* **REQUEST**
Report how many lines of the records below include the word "Herlihy". Give nothing but the number.

* **Collected data**

▬▬▬▬▬▬

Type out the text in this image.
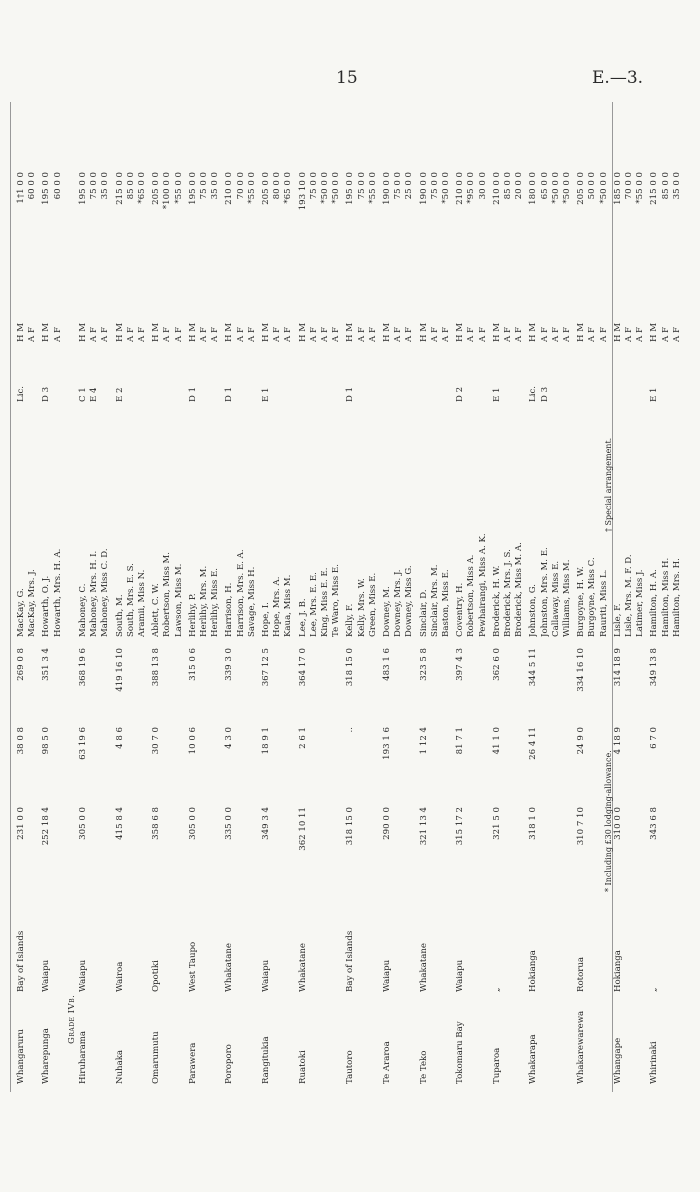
15	E.—3.
Grade IVb.
* Including £30 lodging-allowance.
† Special arrangement.
Whangaruru
Bay of Islands
231 0 0
38 0 8
269 0 8
MacKay, G.
Lic.
H M
1†1 0 0
MacKay, Mrs. J.
A F
60 0 0
Wharepunga
Waiapu
252 18 4
98 5 0
351 3 4
Howarth, O. J.
D 3
H M
195 0 0
Howarth, Mrs. H. A.
A F
60 0 0
Hiruharama
Waiapu
305 0 0
63 19 6
368 19 6
Mahoney, C.
C 1
H M
195 0 0
Mahoney, Mrs. H. I.
E 4
A F
75 0 0
Mahoney, Miss C. D.
A F
35 0 0
Nuhaka
Wairoa
415 8 4
4 8 6
419 16 10
South, M.
E 2
H M
215 0 0
South, Mrs. E. S.
A F
85 0 0
Aramii, Miss N.
A F
*65 0 0
Omarumutu
Opotiki
358 6 8
30 7 0
388 13 8
Ablett, C. W.
H M
205 0 0
Robertson, Miss M.
A F
*100 0 0
Lawson, Miss M.
A F
*55 0 0
Parawera
West Taupo
305 0 0
10 0 6
315 0 6
Herlihy, P.
D 1
H M
195 0 0
Herlihy, Mrs. M.
A F
75 0 0
Herlihy, Miss E.
A F
35 0 0
Poroporo
Whakatane
335 0 0
4 3 0
339 3 0
Harrison, H.
D 1
H M
210 0 0
Harrison, Mrs. E. A.
A F
70 0 0
Savage, Miss H.
A F
*55 0 0
Rangitukia
Waiapu
349 3 4
18 9 1
367 12 5
Hope, I.
E 1
H M
205 0 0
Hope, Mrs. A.
A F
80 0 0
Kaua, Miss M.
A F
*65 0 0
Ruatoki
Whakatane
362 10 11
2 6 1
364 17 0
Lee, J. B.
H M
193 10 0
Lee, Mrs. E. E.
A F
75 0 0
King, Miss E. E.
A F
*50 0 0
Te Waro, Miss E.
A F
*50 0 0
Tautoro
Bay of Islands
318 15 0
..
318 15 0
Kelly, F.
D 1
H M
195 0 0
Kelly, Mrs. W.
A F
75 0 0
Green, Miss E.
A F
*55 0 0
Te Araroa
Waiapu
290 0 0
193 1 6
483 1 6
Downey, M.
H M
190 0 0
Downey, Mrs. J.
A F
75 0 0
Downey, Miss G.
A F
25 0 0
Te Teko
Whakatane
321 13 4
1 12 4
323 5 8
Sinclair, D.
H M
190 0 0
Sinclair, Mrs. M.
A F
75 0 0
Baston, Miss E.
A F
*50 0 0
Tokomaru Bay
Waiapu
315 17 2
81 7 1
397 4 3
Coventry, H.
D 2
H M
210 0 0
Robertson, Miss A.
A F
*95 0 0
Pewhairangi, Miss A. K.
A F
30 0 0
Tuparoa
„
321 5 0
41 1 0
362 6 0
Broderick, H. W.
E 1
H M
210 0 0
Broderick, Mrs. J. S.
A F
85 0 0
Broderick, Miss M. A.
A F
20 0 0
Whakarapa
Hokianga
318 1 0
26 4 11
344 5 11
Johnston, G.
Lic.
H M
180 0 0
Johnston, Mrs. M. E.
D 3
A F
65 0 0
Callaway, Miss E.
A F
*50 0 0
Williams, Miss M.
A F
*50 0 0
Whakarewarewa
Rotorua
310 7 10
24 9 0
334 16 10
Burgoyne, H. W.
H M
205 0 0
Burgoyne, Miss C.
A F
50 0 0
Rauriti, Miss L.
A F
*50 0 0
Whangape
Hokianga
310 0 0
4 18 9
314 18 9
Lisle, F.
H M
185 0 0
Lisle, Mrs. M. F. D.
A F
70 0 0
Latimer, Miss J.
A F
*55 0 0
Whirinaki
„
343 6 8
6 7 0
349 13 8
Hamilton, H. A.
E 1
H M
215 0 0
Hamilton, Miss H.
A F
85 0 0
Hamilton, Mrs. H.
A F
35 0 0
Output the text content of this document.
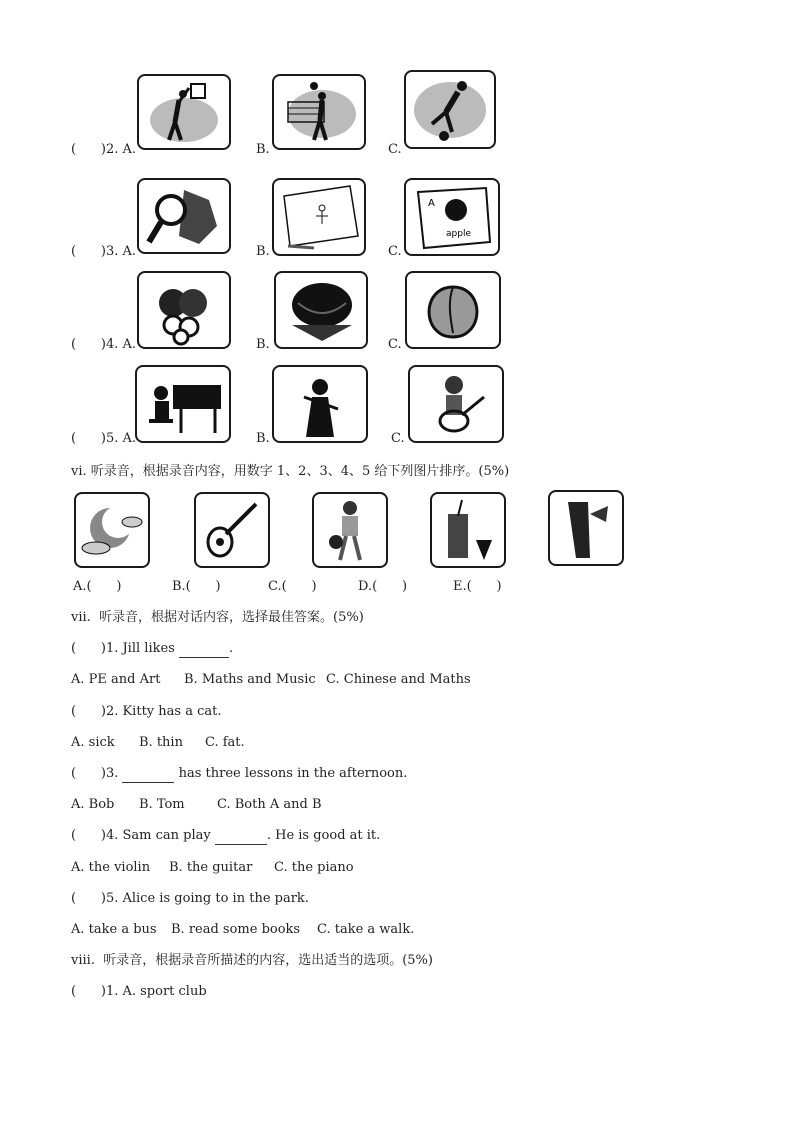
(      )2. A.	B.	C.
A
apple
(      )3. A.	B.	C.
(      )4. A.	B.	C.
(      )5. A.	B.	C.
vi. 听录音，根据录音内容，用数字 1、2、3、4、5 给下列图片排序。(5%)
A.(      )	B.(      )	C.(      )	D.(      )	E.(      )
vii.  听录音，根据对话内容，选择最佳答案。(5%)
(      )1. Jill likes	.
A. PE and Art B. Maths and Music C. Chinese and Maths
(      )2. Kitty has a cat.
A. sick B. thin C. fat.
(      )3.	has three lessons in the afternoon.
A. Bob B. Tom C. Both A and B
(      )4. Sam can play	. He is good at it.
A. the violin B. the guitar C. the piano
(      )5. Alice is going to in the park.
A. take a bus B. read some books C. take a walk.
viii.  听录音，根据录音所描述的内容，选出适当的选项。(5%)
(      )1. A. sport club
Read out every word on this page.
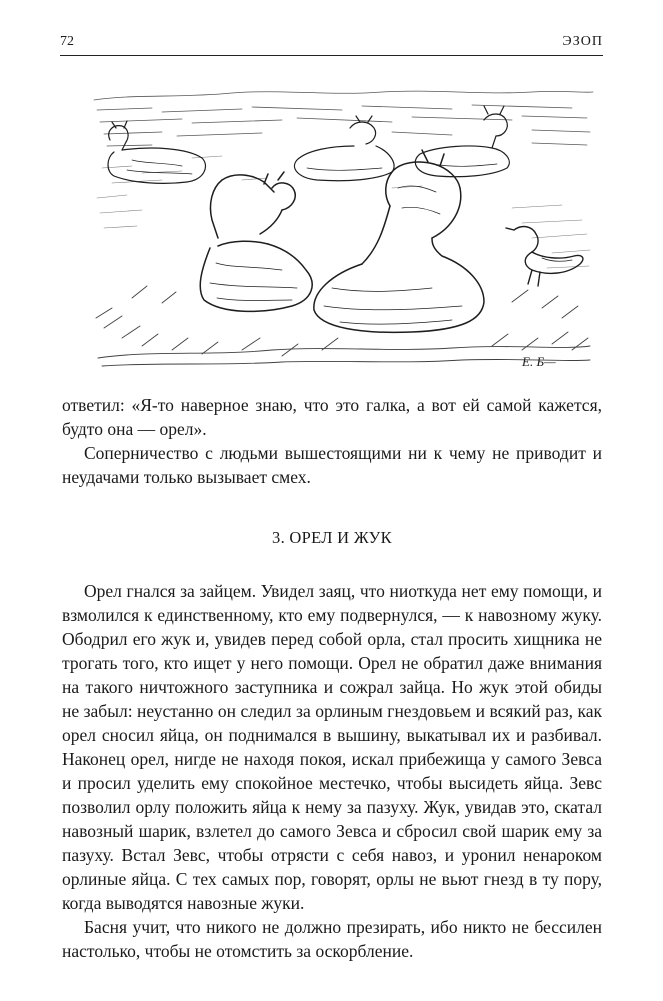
72	ЭЗОП
Е. Б—

ответил: «Я-то наверное знаю, что это галка, а вот ей самой кажется, будто она — орел».

Соперничество с людьми вышестоящими ни к чему не приводит и неудачами только вызывает смех.

3. ОРЕЛ И ЖУК

Орел гнался за зайцем. Увидел заяц, что ниоткуда нет ему помощи, и взмолился к единственному, кто ему подвернулся, — к навозному жуку. Ободрил его жук и, увидев перед собой орла, стал просить хищника не трогать того, кто ищет у него помощи. Орел не обратил даже внимания на такого ничтожного заступника и сожрал зайца. Но жук этой обиды не забыл: неустанно он следил за орлиным гнездовьем и всякий раз, как орел сносил яйца, он поднимался в вышину, выкатывал их и разбивал. Наконец орел, нигде не находя покоя, искал прибежища у самого Зевса и просил уделить ему спокойное местечко, чтобы высидеть яйца. Зевс позволил орлу положить яйца к нему за пазуху. Жук, увидав это, скатал навозный шарик, взлетел до самого Зевса и сбросил свой шарик ему за пазуху. Встал Зевс, чтобы отрясти с себя навоз, и уронил ненароком орлиные яйца. С тех самых пор, говорят, орлы не вьют гнезд в ту пору, когда выводятся навозные жуки.

Басня учит, что никого не должно презирать, ибо никто не бессилен настолько, чтобы не отомстить за оскорбление.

▬▬▬▬▬▬

* **EXERCISE RESPONSE**
3